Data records
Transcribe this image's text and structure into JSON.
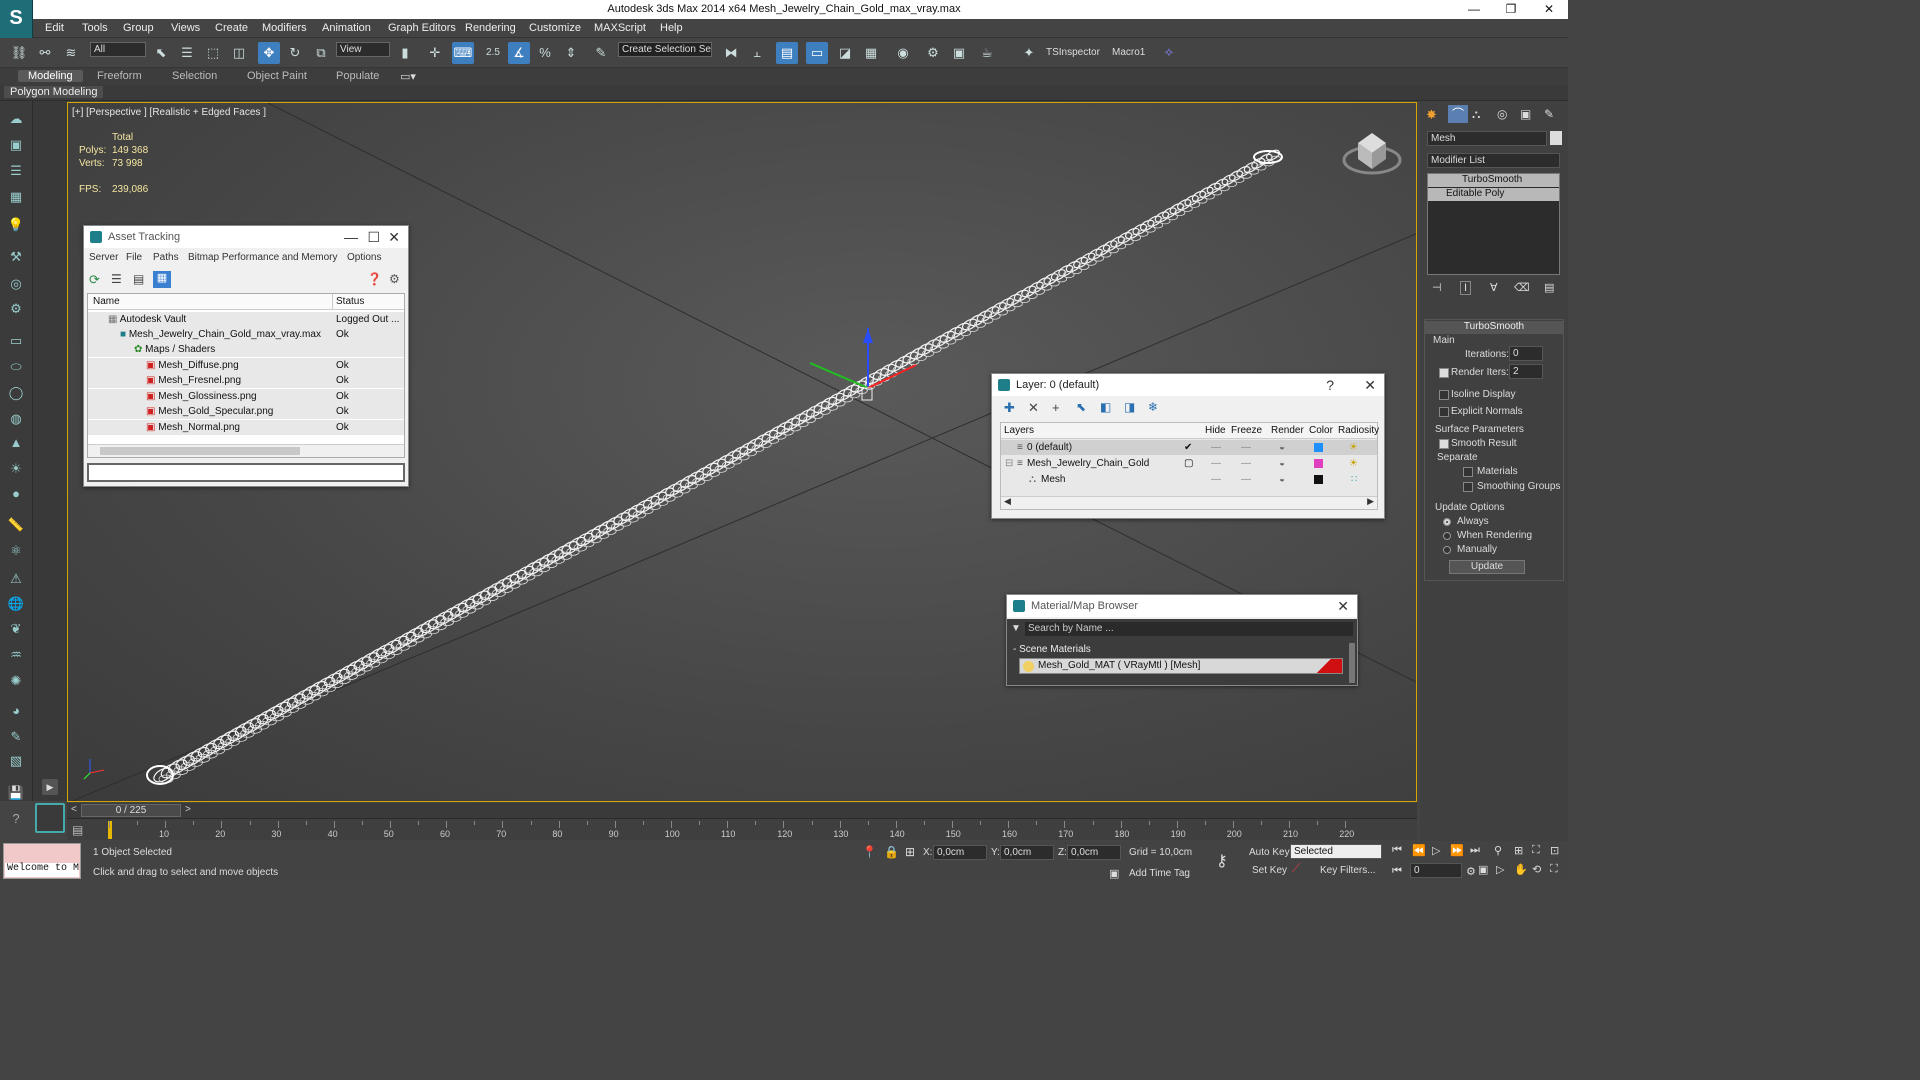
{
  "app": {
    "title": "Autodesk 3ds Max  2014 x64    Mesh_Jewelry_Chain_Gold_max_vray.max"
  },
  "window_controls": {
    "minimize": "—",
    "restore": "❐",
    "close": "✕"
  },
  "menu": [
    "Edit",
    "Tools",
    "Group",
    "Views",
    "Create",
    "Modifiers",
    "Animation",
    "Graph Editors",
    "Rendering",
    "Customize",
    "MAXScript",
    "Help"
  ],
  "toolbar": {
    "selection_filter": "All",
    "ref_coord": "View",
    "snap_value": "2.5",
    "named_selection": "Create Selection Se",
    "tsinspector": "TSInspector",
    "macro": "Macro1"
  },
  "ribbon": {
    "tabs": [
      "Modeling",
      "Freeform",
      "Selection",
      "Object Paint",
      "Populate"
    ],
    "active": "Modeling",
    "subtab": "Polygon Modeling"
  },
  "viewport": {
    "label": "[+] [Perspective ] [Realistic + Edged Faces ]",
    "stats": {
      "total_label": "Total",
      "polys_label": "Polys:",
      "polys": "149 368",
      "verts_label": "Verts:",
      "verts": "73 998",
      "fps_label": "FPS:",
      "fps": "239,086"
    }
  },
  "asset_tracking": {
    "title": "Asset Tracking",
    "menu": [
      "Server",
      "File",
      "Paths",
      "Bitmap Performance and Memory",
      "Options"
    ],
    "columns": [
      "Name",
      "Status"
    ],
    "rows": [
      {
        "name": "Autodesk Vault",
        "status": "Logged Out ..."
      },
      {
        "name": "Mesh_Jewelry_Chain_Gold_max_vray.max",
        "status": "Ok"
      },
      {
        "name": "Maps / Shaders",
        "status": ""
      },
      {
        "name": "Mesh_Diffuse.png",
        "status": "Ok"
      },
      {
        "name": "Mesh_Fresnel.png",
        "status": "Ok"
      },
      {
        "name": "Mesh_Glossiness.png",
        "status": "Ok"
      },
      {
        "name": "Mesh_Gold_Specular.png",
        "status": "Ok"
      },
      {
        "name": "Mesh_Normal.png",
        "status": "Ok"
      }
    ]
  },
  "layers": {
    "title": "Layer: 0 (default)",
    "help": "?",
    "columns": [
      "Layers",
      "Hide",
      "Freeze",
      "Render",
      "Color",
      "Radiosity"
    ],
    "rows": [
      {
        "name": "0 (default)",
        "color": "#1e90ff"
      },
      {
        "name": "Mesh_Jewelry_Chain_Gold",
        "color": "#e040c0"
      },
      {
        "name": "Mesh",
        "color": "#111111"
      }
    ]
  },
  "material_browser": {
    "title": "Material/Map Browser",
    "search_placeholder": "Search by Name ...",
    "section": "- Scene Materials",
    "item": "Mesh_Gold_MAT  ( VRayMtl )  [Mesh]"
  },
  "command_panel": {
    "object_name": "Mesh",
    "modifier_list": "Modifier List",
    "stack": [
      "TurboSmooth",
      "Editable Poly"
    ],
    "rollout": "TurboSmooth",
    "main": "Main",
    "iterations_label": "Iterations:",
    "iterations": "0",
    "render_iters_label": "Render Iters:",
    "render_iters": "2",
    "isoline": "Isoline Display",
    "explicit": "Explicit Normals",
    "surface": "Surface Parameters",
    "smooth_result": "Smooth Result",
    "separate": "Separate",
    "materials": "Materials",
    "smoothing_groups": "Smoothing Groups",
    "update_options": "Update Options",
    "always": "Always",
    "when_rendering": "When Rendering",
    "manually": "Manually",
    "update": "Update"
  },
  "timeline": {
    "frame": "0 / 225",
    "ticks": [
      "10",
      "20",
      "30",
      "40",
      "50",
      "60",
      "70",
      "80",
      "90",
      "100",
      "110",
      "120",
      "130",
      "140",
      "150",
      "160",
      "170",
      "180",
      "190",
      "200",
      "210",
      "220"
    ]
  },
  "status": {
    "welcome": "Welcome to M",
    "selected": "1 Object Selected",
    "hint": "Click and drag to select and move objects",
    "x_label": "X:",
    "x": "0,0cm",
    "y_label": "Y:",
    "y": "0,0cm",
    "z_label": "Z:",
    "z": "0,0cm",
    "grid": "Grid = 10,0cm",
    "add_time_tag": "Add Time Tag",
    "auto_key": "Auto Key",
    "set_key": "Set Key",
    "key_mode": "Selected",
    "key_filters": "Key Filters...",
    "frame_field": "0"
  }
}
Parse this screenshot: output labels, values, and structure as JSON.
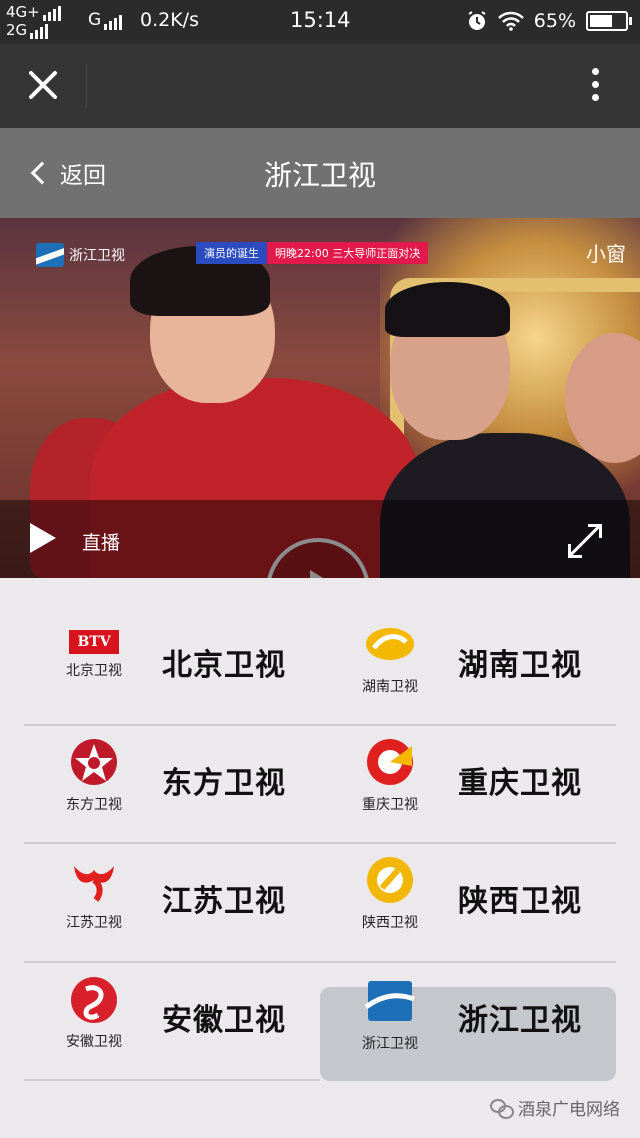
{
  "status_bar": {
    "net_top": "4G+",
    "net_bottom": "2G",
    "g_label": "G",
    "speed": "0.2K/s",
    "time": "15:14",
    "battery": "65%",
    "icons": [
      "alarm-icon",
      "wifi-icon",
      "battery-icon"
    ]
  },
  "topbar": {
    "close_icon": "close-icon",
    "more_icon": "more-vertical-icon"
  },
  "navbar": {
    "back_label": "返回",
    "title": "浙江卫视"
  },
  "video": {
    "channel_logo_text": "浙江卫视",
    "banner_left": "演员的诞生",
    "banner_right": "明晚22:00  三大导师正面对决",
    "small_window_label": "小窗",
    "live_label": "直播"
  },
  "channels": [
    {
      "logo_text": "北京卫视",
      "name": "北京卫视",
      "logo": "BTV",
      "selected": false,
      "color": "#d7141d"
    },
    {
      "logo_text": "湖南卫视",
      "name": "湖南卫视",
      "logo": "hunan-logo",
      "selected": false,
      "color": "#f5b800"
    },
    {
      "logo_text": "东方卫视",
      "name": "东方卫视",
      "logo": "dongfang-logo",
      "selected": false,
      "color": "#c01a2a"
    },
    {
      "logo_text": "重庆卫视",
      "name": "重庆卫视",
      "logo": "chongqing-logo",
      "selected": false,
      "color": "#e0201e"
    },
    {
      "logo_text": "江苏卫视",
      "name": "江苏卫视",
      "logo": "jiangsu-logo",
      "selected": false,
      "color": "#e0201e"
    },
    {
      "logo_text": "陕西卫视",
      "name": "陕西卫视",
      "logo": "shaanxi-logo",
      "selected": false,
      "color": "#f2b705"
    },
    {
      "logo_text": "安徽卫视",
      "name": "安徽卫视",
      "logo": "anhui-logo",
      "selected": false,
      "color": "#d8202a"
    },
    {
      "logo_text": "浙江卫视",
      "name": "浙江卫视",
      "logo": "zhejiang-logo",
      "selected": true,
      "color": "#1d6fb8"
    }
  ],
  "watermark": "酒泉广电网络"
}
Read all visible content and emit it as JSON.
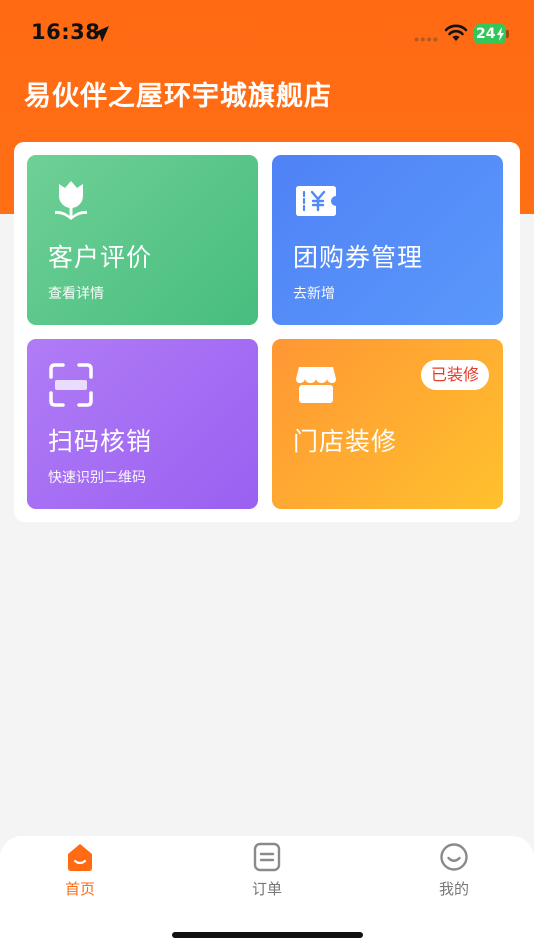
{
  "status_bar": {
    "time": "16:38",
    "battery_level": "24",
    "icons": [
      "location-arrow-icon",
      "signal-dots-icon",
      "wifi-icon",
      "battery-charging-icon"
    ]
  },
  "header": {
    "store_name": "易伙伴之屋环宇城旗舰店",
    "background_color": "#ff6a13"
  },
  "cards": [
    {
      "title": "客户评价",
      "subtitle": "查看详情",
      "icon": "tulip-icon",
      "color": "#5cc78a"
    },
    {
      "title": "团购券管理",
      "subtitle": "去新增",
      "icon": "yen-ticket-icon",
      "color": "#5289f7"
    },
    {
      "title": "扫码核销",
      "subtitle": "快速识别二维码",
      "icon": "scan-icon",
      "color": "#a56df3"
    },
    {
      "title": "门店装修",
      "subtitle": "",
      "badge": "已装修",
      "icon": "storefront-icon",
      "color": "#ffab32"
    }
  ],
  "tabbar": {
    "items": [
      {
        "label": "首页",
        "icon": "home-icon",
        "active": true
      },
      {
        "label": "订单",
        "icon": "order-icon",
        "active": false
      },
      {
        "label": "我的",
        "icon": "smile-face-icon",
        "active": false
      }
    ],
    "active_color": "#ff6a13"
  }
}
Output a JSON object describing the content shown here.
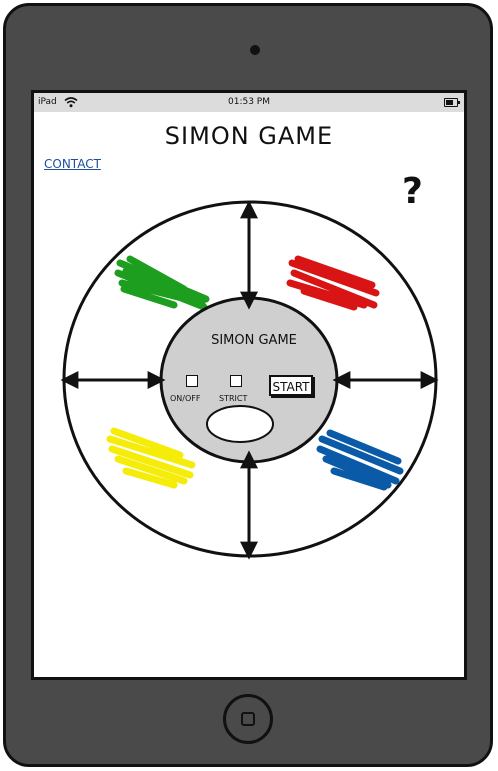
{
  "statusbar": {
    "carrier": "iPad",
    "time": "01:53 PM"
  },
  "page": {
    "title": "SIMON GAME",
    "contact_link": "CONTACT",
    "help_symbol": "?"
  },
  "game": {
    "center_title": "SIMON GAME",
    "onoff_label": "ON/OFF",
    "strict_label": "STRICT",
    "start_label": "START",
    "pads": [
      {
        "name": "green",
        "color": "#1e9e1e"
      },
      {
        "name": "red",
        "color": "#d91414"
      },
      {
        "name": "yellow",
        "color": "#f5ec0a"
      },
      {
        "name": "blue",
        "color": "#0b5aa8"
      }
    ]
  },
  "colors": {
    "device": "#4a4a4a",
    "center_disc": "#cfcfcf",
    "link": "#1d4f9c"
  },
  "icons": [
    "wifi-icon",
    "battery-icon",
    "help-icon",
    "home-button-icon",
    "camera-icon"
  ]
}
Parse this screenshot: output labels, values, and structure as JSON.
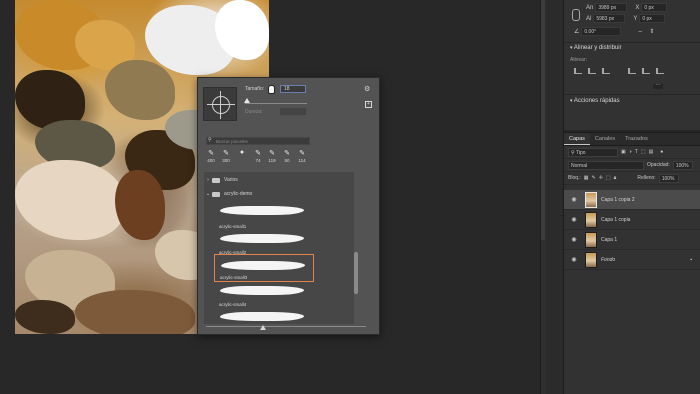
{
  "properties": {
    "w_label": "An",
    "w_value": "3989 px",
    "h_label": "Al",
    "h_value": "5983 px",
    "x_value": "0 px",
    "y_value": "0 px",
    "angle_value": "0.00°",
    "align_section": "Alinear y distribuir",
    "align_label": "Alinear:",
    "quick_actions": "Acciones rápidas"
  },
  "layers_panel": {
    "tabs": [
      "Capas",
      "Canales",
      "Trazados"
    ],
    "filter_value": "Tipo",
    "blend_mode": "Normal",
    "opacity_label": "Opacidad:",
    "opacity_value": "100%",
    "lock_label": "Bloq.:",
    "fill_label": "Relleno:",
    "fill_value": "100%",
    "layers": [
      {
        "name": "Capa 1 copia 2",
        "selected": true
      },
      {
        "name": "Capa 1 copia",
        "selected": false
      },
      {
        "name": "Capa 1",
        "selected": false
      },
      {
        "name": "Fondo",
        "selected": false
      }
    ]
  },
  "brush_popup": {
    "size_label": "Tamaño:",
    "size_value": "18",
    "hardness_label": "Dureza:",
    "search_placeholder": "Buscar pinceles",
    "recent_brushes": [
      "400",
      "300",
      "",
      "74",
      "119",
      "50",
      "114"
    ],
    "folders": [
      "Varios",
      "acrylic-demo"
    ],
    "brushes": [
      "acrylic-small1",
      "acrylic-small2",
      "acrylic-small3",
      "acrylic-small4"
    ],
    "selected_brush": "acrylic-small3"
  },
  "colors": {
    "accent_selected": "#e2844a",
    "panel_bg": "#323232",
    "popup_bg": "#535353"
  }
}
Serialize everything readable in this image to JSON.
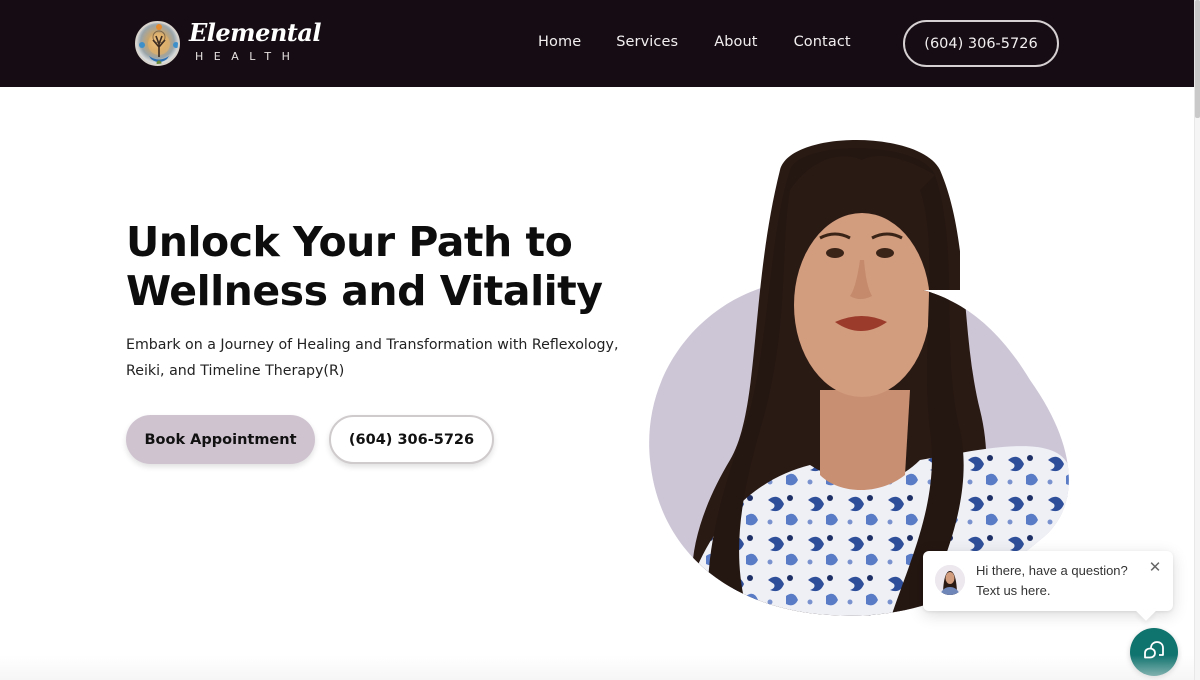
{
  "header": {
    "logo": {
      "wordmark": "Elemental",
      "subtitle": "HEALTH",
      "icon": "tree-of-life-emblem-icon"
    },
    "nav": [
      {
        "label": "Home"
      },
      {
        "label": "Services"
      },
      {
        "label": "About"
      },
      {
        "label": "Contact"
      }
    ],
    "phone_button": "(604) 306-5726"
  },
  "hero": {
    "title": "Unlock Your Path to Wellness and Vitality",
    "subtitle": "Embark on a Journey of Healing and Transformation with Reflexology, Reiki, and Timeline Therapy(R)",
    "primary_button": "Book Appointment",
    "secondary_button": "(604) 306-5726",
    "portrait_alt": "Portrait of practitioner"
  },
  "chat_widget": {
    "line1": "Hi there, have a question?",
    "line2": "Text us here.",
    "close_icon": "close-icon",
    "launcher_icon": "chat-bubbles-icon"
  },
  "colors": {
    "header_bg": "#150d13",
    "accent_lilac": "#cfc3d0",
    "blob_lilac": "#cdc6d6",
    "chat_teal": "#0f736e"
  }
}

— Work to be completed —
Copy every line of the listing where the word "Options" appears.

— Task solution —
      "Options"
    "update_options": "Update Options",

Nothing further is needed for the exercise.